Copy every record below exactly.

MATERIAL TO PROCESS:
## begin

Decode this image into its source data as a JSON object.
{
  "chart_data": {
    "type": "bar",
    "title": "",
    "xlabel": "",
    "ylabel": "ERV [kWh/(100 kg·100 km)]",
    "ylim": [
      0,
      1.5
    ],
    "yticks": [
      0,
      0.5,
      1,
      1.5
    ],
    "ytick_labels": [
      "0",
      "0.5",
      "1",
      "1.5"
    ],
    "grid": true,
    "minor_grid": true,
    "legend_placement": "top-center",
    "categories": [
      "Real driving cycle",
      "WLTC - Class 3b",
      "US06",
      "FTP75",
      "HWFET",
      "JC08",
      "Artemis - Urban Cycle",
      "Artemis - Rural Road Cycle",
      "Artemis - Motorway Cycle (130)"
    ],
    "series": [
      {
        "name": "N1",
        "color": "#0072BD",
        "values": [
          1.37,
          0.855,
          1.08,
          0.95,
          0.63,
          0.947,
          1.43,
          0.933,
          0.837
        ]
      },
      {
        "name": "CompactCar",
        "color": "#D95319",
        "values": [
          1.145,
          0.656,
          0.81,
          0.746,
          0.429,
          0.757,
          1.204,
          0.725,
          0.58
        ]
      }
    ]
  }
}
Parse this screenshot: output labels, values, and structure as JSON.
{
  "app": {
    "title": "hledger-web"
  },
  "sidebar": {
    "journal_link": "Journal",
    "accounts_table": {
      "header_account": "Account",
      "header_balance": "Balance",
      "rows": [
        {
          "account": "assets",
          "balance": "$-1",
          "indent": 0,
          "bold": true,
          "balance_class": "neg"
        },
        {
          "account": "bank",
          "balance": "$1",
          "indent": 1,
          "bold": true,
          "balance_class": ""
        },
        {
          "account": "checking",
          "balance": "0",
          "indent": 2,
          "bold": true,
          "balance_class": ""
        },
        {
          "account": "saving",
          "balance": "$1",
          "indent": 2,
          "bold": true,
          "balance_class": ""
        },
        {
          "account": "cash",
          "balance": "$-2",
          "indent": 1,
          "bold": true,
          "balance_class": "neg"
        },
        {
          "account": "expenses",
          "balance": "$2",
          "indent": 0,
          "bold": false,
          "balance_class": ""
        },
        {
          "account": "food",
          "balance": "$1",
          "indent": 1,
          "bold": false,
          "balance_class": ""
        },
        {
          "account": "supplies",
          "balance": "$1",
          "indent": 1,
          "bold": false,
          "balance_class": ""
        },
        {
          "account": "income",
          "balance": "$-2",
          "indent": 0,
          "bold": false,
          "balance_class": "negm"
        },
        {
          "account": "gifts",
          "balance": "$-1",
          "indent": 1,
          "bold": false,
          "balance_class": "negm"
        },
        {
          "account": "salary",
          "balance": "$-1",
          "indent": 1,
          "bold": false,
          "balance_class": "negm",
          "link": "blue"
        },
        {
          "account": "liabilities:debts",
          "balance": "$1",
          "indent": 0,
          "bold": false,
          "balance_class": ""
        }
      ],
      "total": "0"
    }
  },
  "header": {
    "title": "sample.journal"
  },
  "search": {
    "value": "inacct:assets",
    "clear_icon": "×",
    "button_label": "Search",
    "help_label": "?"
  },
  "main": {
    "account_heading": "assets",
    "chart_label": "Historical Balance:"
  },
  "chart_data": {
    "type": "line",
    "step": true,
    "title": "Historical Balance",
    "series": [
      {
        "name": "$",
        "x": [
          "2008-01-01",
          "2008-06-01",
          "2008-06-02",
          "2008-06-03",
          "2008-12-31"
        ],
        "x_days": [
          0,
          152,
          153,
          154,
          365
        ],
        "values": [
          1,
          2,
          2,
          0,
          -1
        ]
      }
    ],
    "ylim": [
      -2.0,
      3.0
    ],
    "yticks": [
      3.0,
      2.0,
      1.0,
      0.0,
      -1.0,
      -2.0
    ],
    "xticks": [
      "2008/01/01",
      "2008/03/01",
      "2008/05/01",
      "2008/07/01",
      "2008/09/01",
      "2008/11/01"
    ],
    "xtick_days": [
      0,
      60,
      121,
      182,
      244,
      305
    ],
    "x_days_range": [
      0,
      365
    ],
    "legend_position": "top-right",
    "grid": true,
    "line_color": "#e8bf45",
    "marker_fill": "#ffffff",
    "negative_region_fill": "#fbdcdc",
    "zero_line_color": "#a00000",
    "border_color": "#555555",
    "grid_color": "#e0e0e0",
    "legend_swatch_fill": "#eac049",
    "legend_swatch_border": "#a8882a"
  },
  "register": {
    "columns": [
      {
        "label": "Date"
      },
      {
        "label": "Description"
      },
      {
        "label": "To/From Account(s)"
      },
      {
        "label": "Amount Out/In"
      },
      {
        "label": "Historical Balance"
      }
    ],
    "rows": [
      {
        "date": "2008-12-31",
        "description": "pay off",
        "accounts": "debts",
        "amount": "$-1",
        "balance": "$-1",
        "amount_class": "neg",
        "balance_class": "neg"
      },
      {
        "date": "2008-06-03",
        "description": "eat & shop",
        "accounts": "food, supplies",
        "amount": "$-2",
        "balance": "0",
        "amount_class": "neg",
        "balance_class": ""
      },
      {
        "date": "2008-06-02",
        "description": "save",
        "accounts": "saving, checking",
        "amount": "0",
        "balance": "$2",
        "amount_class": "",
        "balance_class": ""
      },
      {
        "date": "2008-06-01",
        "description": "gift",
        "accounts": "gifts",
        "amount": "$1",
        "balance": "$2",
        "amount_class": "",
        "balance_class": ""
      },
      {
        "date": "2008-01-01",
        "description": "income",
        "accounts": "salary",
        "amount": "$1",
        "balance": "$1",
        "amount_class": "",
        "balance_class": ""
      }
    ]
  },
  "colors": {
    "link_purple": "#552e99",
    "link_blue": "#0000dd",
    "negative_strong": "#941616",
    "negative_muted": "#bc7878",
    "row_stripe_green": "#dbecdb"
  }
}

## end

FINAL RESULT:
Decode this image into its source data as a JSON object.
{
  "chart_data": {
    "type": "bar",
    "title": "",
    "xlabel": "",
    "ylabel": "ERV [kWh/(100 kg·100 km)]",
    "ylim": [
      0,
      1.5
    ],
    "yticks": [
      0,
      0.5,
      1,
      1.5
    ],
    "ytick_labels": [
      "0",
      "0.5",
      "1",
      "1.5"
    ],
    "grid": true,
    "minor_grid": true,
    "legend_placement": "top-center",
    "categories": [
      "Real driving cycle",
      "WLTC - Class 3b",
      "US06",
      "FTP75",
      "HWFET",
      "JC08",
      "Artemis - Urban Cycle",
      "Artemis - Rural Road Cycle",
      "Artemis - Motorway Cycle (130)"
    ],
    "series": [
      {
        "name": "N1",
        "color": "#0072BD",
        "values": [
          1.37,
          0.855,
          1.08,
          0.95,
          0.63,
          0.947,
          1.43,
          0.933,
          0.837
        ]
      },
      {
        "name": "CompactCar",
        "color": "#D95319",
        "values": [
          1.145,
          0.656,
          0.81,
          0.746,
          0.429,
          0.757,
          1.204,
          0.725,
          0.58
        ]
      }
    ]
  }
}
Parse this screenshot: output labels, values, and structure as JSON.
{
  "app": {
    "title": "hledger-web"
  },
  "sidebar": {
    "journal_link": "Journal",
    "accounts_table": {
      "header_account": "Account",
      "header_balance": "Balance",
      "rows": [
        {
          "account": "assets",
          "balance": "$-1",
          "indent": 0,
          "bold": true,
          "balance_class": "neg"
        },
        {
          "account": "bank",
          "balance": "$1",
          "indent": 1,
          "bold": true,
          "balance_class": ""
        },
        {
          "account": "checking",
          "balance": "0",
          "indent": 2,
          "bold": true,
          "balance_class": ""
        },
        {
          "account": "saving",
          "balance": "$1",
          "indent": 2,
          "bold": true,
          "balance_class": ""
        },
        {
          "account": "cash",
          "balance": "$-2",
          "indent": 1,
          "bold": true,
          "balance_class": "neg"
        },
        {
          "account": "expenses",
          "balance": "$2",
          "indent": 0,
          "bold": false,
          "balance_class": ""
        },
        {
          "account": "food",
          "balance": "$1",
          "indent": 1,
          "bold": false,
          "balance_class": ""
        },
        {
          "account": "supplies",
          "balance": "$1",
          "indent": 1,
          "bold": false,
          "balance_class": ""
        },
        {
          "account": "income",
          "balance": "$-2",
          "indent": 0,
          "bold": false,
          "balance_class": "negm"
        },
        {
          "account": "gifts",
          "balance": "$-1",
          "indent": 1,
          "bold": false,
          "balance_class": "negm"
        },
        {
          "account": "salary",
          "balance": "$-1",
          "indent": 1,
          "bold": false,
          "balance_class": "negm",
          "link": "blue"
        },
        {
          "account": "liabilities:debts",
          "balance": "$1",
          "indent": 0,
          "bold": false,
          "balance_class": ""
        }
      ],
      "total": "0"
    }
  },
  "header": {
    "title": "sample.journal"
  },
  "search": {
    "value": "inacct:assets",
    "clear_icon": "×",
    "button_label": "Search",
    "help_label": "?"
  },
  "main": {
    "account_heading": "assets",
    "chart_label": "Historical Balance:"
  },
  "chart_data": {
    "type": "line",
    "step": true,
    "title": "Historical Balance",
    "series": [
      {
        "name": "$",
        "x": [
          "2008-01-01",
          "2008-06-01",
          "2008-06-02",
          "2008-06-03",
          "2008-12-31"
        ],
        "x_days": [
          0,
          152,
          153,
          154,
          365
        ],
        "values": [
          1,
          2,
          2,
          0,
          -1
        ]
      }
    ],
    "ylim": [
      -2.0,
      3.0
    ],
    "yticks": [
      3.0,
      2.0,
      1.0,
      0.0,
      -1.0,
      -2.0
    ],
    "xticks": [
      "2008/01/01",
      "2008/03/01",
      "2008/05/01",
      "2008/07/01",
      "2008/09/01",
      "2008/11/01"
    ],
    "xtick_days": [
      0,
      60,
      121,
      182,
      244,
      305
    ],
    "x_days_range": [
      0,
      365
    ],
    "legend_position": "top-right",
    "grid": true,
    "line_color": "#e8bf45",
    "marker_fill": "#ffffff",
    "negative_region_fill": "#fbdcdc",
    "zero_line_color": "#a00000",
    "border_color": "#555555",
    "grid_color": "#e0e0e0",
    "legend_swatch_fill": "#eac049",
    "legend_swatch_border": "#a8882a"
  },
  "register": {
    "columns": [
      {
        "label": "Date"
      },
      {
        "label": "Description"
      },
      {
        "label": "To/From Account(s)"
      },
      {
        "label": "Amount Out/In"
      },
      {
        "label": "Historical Balance"
      }
    ],
    "rows": [
      {
        "date": "2008-12-31",
        "description": "pay off",
        "accounts": "debts",
        "amount": "$-1",
        "balance": "$-1",
        "amount_class": "neg",
        "balance_class": "neg"
      },
      {
        "date": "2008-06-03",
        "description": "eat & shop",
        "accounts": "food, supplies",
        "amount": "$-2",
        "balance": "0",
        "amount_class": "neg",
        "balance_class": ""
      },
      {
        "date": "2008-06-02",
        "description": "save",
        "accounts": "saving, checking",
        "amount": "0",
        "balance": "$2",
        "amount_class": "",
        "balance_class": ""
      },
      {
        "date": "2008-06-01",
        "description": "gift",
        "accounts": "gifts",
        "amount": "$1",
        "balance": "$2",
        "amount_class": "",
        "balance_class": ""
      },
      {
        "date": "2008-01-01",
        "description": "income",
        "accounts": "salary",
        "amount": "$1",
        "balance": "$1",
        "amount_class": "",
        "balance_class": ""
      }
    ]
  },
  "colors": {
    "link_purple": "#552e99",
    "link_blue": "#0000dd",
    "negative_strong": "#941616",
    "negative_muted": "#bc7878",
    "row_stripe_green": "#dbecdb"
  }
}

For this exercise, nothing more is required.